WORK TO COMPLETE: Retype every entry in its entirety, without alteration.

------------------------------------

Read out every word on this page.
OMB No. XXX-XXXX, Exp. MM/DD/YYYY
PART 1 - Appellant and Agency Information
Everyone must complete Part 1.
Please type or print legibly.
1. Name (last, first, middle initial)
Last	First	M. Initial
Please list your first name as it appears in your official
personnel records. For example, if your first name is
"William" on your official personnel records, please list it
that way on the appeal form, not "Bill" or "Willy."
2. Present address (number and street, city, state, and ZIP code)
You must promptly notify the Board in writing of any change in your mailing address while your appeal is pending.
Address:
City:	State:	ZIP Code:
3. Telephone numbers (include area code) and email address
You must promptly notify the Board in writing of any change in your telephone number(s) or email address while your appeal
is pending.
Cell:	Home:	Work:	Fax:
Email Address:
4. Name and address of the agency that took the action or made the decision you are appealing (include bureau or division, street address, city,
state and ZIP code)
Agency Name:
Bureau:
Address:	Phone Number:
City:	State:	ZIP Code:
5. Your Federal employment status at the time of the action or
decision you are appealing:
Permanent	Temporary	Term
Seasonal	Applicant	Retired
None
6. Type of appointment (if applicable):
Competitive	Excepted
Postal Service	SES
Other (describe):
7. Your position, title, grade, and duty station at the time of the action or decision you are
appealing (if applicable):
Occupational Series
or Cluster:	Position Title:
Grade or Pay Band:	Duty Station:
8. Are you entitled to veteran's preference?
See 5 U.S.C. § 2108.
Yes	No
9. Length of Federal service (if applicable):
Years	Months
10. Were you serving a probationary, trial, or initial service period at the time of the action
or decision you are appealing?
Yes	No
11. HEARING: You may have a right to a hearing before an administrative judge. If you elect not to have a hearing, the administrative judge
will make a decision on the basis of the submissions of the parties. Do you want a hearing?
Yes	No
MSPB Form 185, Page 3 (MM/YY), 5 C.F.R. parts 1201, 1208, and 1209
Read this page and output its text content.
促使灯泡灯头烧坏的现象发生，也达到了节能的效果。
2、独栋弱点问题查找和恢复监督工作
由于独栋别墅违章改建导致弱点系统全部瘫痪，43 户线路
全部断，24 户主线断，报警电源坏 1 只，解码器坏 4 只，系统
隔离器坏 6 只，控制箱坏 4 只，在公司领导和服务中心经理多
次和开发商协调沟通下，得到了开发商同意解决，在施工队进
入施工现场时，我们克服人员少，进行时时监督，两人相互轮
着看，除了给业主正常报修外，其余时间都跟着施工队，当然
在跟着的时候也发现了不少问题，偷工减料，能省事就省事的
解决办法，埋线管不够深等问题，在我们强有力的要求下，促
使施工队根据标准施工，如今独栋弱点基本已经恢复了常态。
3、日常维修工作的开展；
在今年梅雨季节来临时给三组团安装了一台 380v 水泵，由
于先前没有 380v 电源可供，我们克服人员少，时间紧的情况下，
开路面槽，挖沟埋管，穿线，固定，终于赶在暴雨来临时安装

------------------------------------

RESPONSE BELOW:
Read out every word on this page.
OMB No. XXX-XXXX, Exp. MM/DD/YYYY
PART 1 - Appellant and Agency Information
Everyone must complete Part 1.
Please type or print legibly.
1. Name (last, first, middle initial)
Last	First	M. Initial
Please list your first name as it appears in your official
personnel records. For example, if your first name is
"William" on your official personnel records, please list it
that way on the appeal form, not "Bill" or "Willy."
2. Present address (number and street, city, state, and ZIP code)
You must promptly notify the Board in writing of any change in your mailing address while your appeal is pending.
Address:
City:	State:	ZIP Code:
3. Telephone numbers (include area code) and email address
You must promptly notify the Board in writing of any change in your telephone number(s) or email address while your appeal
is pending.
Cell:	Home:	Work:	Fax:
Email Address:
4. Name and address of the agency that took the action or made the decision you are appealing (include bureau or division, street address, city,
state and ZIP code)
Agency Name:
Bureau:
Address:	Phone Number:
City:	State:	ZIP Code:
5. Your Federal employment status at the time of the action or
decision you are appealing:
Permanent	Temporary	Term
Seasonal	Applicant	Retired
None
6. Type of appointment (if applicable):
Competitive	Excepted
Postal Service	SES
Other (describe):
7. Your position, title, grade, and duty station at the time of the action or decision you are
appealing (if applicable):
Occupational Series
or Cluster:	Position Title:
Grade or Pay Band:	Duty Station:
8. Are you entitled to veteran's preference?
See 5 U.S.C. § 2108.
Yes	No
9. Length of Federal service (if applicable):
Years	Months
10. Were you serving a probationary, trial, or initial service period at the time of the action
or decision you are appealing?
Yes	No
11. HEARING: You may have a right to a hearing before an administrative judge. If you elect not to have a hearing, the administrative judge
will make a decision on the basis of the submissions of the parties. Do you want a hearing?
Yes	No
MSPB Form 185, Page 3 (MM/YY), 5 C.F.R. parts 1201, 1208, and 1209
Read this page and output its text content.
促使灯泡灯头烧坏的现象发生，也达到了节能的效果。
2、独栋弱点问题查找和恢复监督工作
由于独栋别墅违章改建导致弱点系统全部瘫痪，43 户线路
全部断，24 户主线断，报警电源坏 1 只，解码器坏 4 只，系统
隔离器坏 6 只，控制箱坏 4 只，在公司领导和服务中心经理多
次和开发商协调沟通下，得到了开发商同意解决，在施工队进
入施工现场时，我们克服人员少，进行时时监督，两人相互轮
着看，除了给业主正常报修外，其余时间都跟着施工队，当然
在跟着的时候也发现了不少问题，偷工减料，能省事就省事的
解决办法，埋线管不够深等问题，在我们强有力的要求下，促
使施工队根据标准施工，如今独栋弱点基本已经恢复了常态。
3、日常维修工作的开展；
在今年梅雨季节来临时给三组团安装了一台 380v 水泵，由
于先前没有 380v 电源可供，我们克服人员少，时间紧的情况下，
开路面槽，挖沟埋管，穿线，固定，终于赶在暴雨来临时安装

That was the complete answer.